* REQUIREMENTS *
Locate and copy all lines bearing the word "Communication".

________________________

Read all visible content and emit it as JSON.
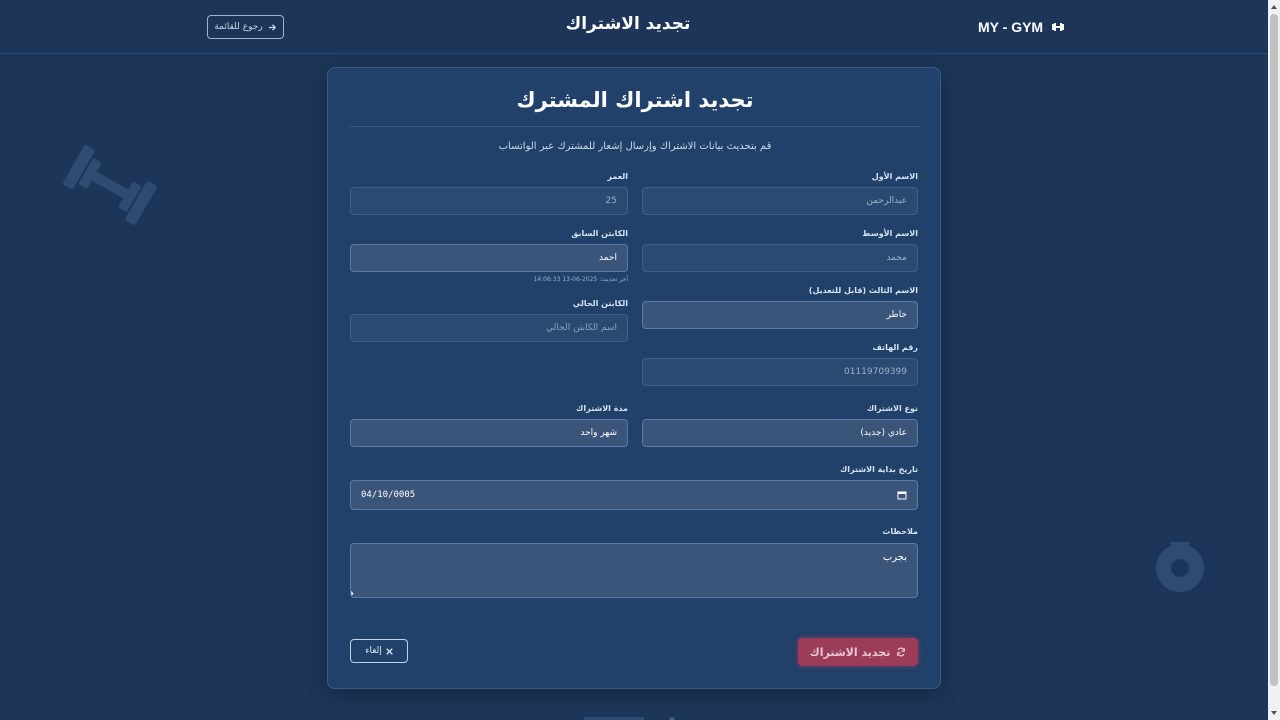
{
  "header": {
    "brand": "MY - GYM",
    "title": "تجديد الاشتراك",
    "back_label": "رجوع للقائمة"
  },
  "card": {
    "title": "تجديد اشتراك المشترك",
    "subtitle": "قم بتحديث بيانات الاشتراك وإرسال إشعار للمشترك عبر الواتساب"
  },
  "form": {
    "first_name": {
      "label": "الاسم الأول",
      "value": "عبدالرحمن"
    },
    "age": {
      "label": "العمر",
      "value": "25"
    },
    "middle_name": {
      "label": "الاسم الأوسط",
      "value": "محمد"
    },
    "previous_captain": {
      "label": "الكابتن السابق",
      "value": "احمد",
      "hint": "آخر تحديث: 2025-06-13 14:06:33"
    },
    "third_name": {
      "label": "الاسم الثالث (قابل للتعديل)",
      "value": "خاطر"
    },
    "current_captain": {
      "label": "الكابتن الحالي",
      "placeholder": "اسم الكابتن الحالي"
    },
    "phone": {
      "label": "رقم الهاتف",
      "value": "01119709399"
    },
    "subscription_type": {
      "label": "نوع الاشتراك",
      "value": "عادي (جديد)"
    },
    "duration": {
      "label": "مدة الاشتراك",
      "value": "شهر واحد"
    },
    "start_date": {
      "label": "تاريخ بداية الاشتراك",
      "value": "04/10/0005"
    },
    "notes": {
      "label": "ملاحظات",
      "value": "بجرب"
    }
  },
  "actions": {
    "submit_label": "تجديد الاشتراك",
    "cancel_label": "إلغاء"
  },
  "colors": {
    "background": "#1c3558",
    "card": "#21406a",
    "accent": "#9b3c58"
  }
}
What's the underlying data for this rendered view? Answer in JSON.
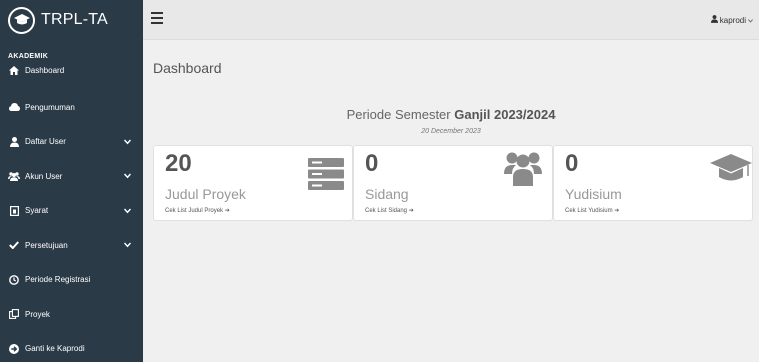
{
  "brand": {
    "title": "TRPL-TA",
    "logo_icon": "graduation-cap-icon"
  },
  "sidebar": {
    "section": "AKADEMIK",
    "items": [
      {
        "label": "Dashboard",
        "icon": "home-icon"
      },
      {
        "label": "Pengumuman",
        "icon": "cloud-icon"
      },
      {
        "label": "Daftar User",
        "icon": "user-icon",
        "has_submenu": true
      },
      {
        "label": "Akun User",
        "icon": "users-icon",
        "has_submenu": true
      },
      {
        "label": "Syarat",
        "icon": "file-icon",
        "has_submenu": true
      },
      {
        "label": "Persetujuan",
        "icon": "check-icon",
        "has_submenu": true
      },
      {
        "label": "Periode Registrasi",
        "icon": "clock-icon"
      },
      {
        "label": "Proyek",
        "icon": "copy-icon"
      },
      {
        "label": "Ganti ke Kaprodi",
        "icon": "arrow-circle-icon"
      }
    ]
  },
  "topbar": {
    "user": "kaprodi"
  },
  "main": {
    "title": "Dashboard",
    "periode_prefix": "Periode Semester",
    "periode_value": "Ganjil 2023/2024",
    "date": "20 December 2023",
    "cards": [
      {
        "count": "20",
        "label": "Judul Proyek",
        "link": "Cek List Judul Proyek",
        "icon": "server-icon"
      },
      {
        "count": "0",
        "label": "Sidang",
        "link": "Cek List Sidang",
        "icon": "users-icon"
      },
      {
        "count": "0",
        "label": "Yudisium",
        "link": "Cek List Yudisium",
        "icon": "graduation-cap-icon"
      }
    ]
  },
  "colors": {
    "sidebar_bg": "#2b3a47",
    "topbar_bg": "#e8e8e8",
    "icon_gray": "#8a8a8a"
  }
}
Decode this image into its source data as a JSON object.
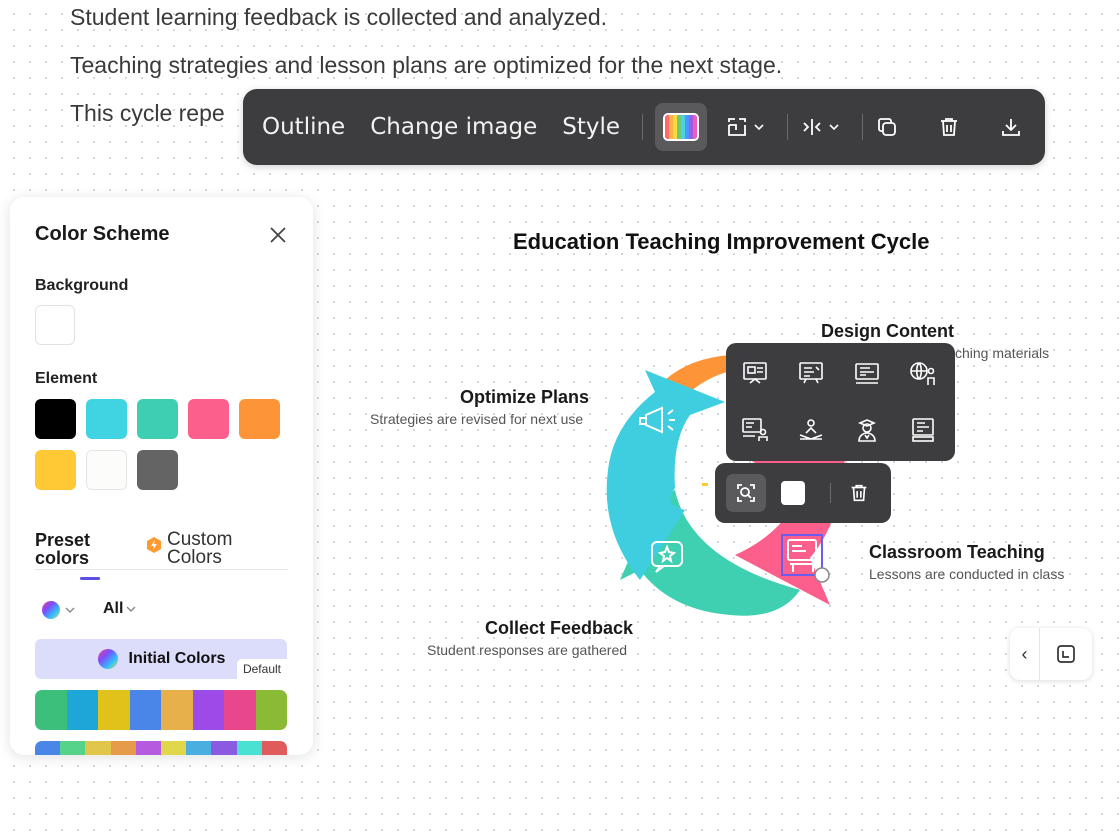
{
  "document": {
    "lines": [
      "Student learning feedback is collected and analyzed.",
      "Teaching strategies and lesson plans are optimized for the next stage.",
      "This cycle repe"
    ]
  },
  "toolbar": {
    "outline": "Outline",
    "change_image": "Change image",
    "style": "Style",
    "palette_colors": [
      "#ff6b6b",
      "#ffb347",
      "#ffd93d",
      "#6bcb77",
      "#4dd0e1",
      "#4d96ff",
      "#9b5de5",
      "#f15bb5"
    ],
    "icons": [
      "color-palette-icon",
      "layout-icon",
      "spacing-icon",
      "duplicate-icon",
      "trash-icon",
      "download-icon"
    ]
  },
  "color_panel": {
    "title": "Color Scheme",
    "background_label": "Background",
    "element_label": "Element",
    "background_color": "#ffffff",
    "element_colors": [
      "#000000",
      "#40d4e3",
      "#3ecfb2",
      "#fc5f8b",
      "#fe9438",
      "#ffc935",
      "#fcfcfa",
      "#646464"
    ],
    "tabs": {
      "preset": "Preset colors",
      "custom": "Custom Colors"
    },
    "filter_all": "All",
    "initial_colors": "Initial Colors",
    "default_badge": "Default",
    "strip1": [
      "#3cbf7a",
      "#1fa6d9",
      "#e0c21a",
      "#4a86e8",
      "#e8b04a",
      "#9c4be8",
      "#e8478e",
      "#8bbb34"
    ],
    "strip2": [
      "#4a86e8",
      "#55d38b",
      "#e0c64a",
      "#e59b4a",
      "#b45be0",
      "#e0d84a",
      "#4aaee0",
      "#8a5be0",
      "#4ae0d2",
      "#e05b5b"
    ]
  },
  "chart": {
    "title": "Education Teaching Improvement Cycle",
    "steps": [
      {
        "title": "Design Content",
        "desc": "ching materials"
      },
      {
        "title": "Optimize Plans",
        "desc": "Strategies are revised for next use"
      },
      {
        "title": "Classroom Teaching",
        "desc": "Lessons are conducted in class"
      },
      {
        "title": "Collect Feedback",
        "desc": "Student responses are gathered"
      }
    ],
    "colors": {
      "cyan": "#3fcedf",
      "teal": "#3fcfb1",
      "pink": "#fc5f8b",
      "orange": "#fe9438"
    }
  },
  "icon_picker": {
    "icons": [
      "presentation-board-icon",
      "chalkboard-icon",
      "monitor-lesson-icon",
      "globe-teacher-icon",
      "online-class-icon",
      "reading-student-icon",
      "graduate-icon",
      "certificate-icon"
    ]
  },
  "nav": {
    "prev": "‹"
  }
}
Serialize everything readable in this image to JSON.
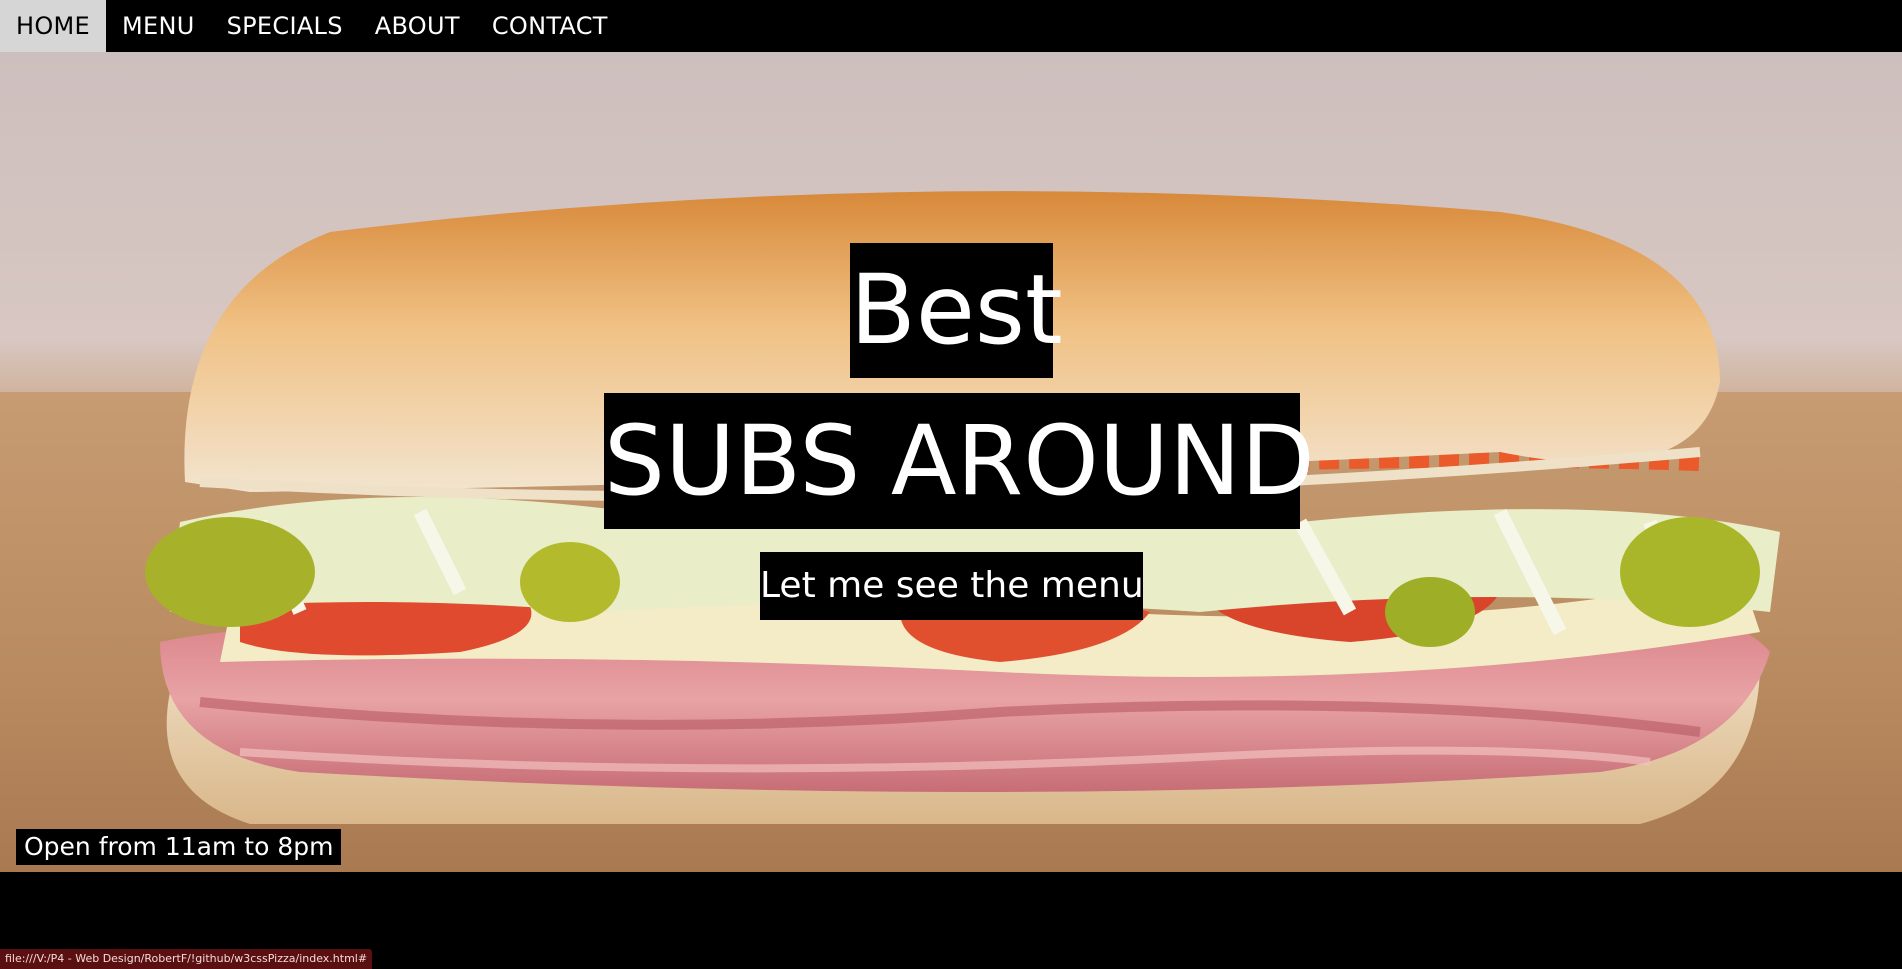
{
  "nav": {
    "items": [
      {
        "label": "HOME",
        "active": true
      },
      {
        "label": "MENU",
        "active": false
      },
      {
        "label": "SPECIALS",
        "active": false
      },
      {
        "label": "ABOUT",
        "active": false
      },
      {
        "label": "CONTACT",
        "active": false
      }
    ]
  },
  "hero": {
    "headline_line1": "Best",
    "headline_line2": "SUBS AROUND",
    "cta_label": "Let me see the menu",
    "hours_text": "Open from 11am to 8pm"
  },
  "browser": {
    "status_url": "file:///V:/P4 - Web Design/RobertF/!github/w3cssPizza/index.html#"
  },
  "colors": {
    "nav_bg": "#000000",
    "nav_active_bg": "#d6d6d6",
    "caption_bg": "#000000",
    "caption_text": "#ffffff"
  }
}
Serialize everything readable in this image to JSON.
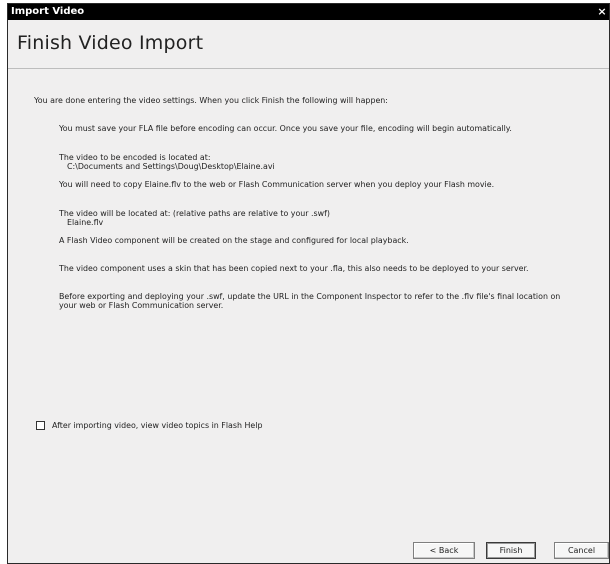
{
  "window": {
    "title": "Import Video",
    "close_glyph": "×"
  },
  "header": {
    "title": "Finish Video Import"
  },
  "content": {
    "intro": "You are done entering the video settings. When you click Finish the following will happen:",
    "items": [
      "You must save your FLA file before encoding can occur. Once you save your file, encoding will begin automatically.",
      "The video to be encoded is located at:",
      "C:\\Documents and Settings\\Doug\\Desktop\\Elaine.avi",
      "You will need to copy Elaine.flv to the web or Flash Communication server when you deploy your Flash movie.",
      "The video will be located at: (relative paths are relative to your .swf)",
      "Elaine.flv",
      "A Flash Video component will be created on the stage and configured for local playback.",
      "The video component uses a skin that has been copied next to your .fla, this also needs to be deployed to your server.",
      "Before exporting and deploying your .swf, update the URL in the Component Inspector to refer to the .flv file's final location on",
      "your web or Flash Communication server."
    ]
  },
  "checkbox": {
    "label": "After importing video, view video topics in Flash Help",
    "checked": false
  },
  "buttons": {
    "back": "< Back",
    "finish": "Finish",
    "cancel": "Cancel"
  }
}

________________________

* RESULT BELOW *
      "You will need to copy Elaine.flv to the web or Flash Communication server when you deploy your Flash movie.",
      "your web or Flash Communication server."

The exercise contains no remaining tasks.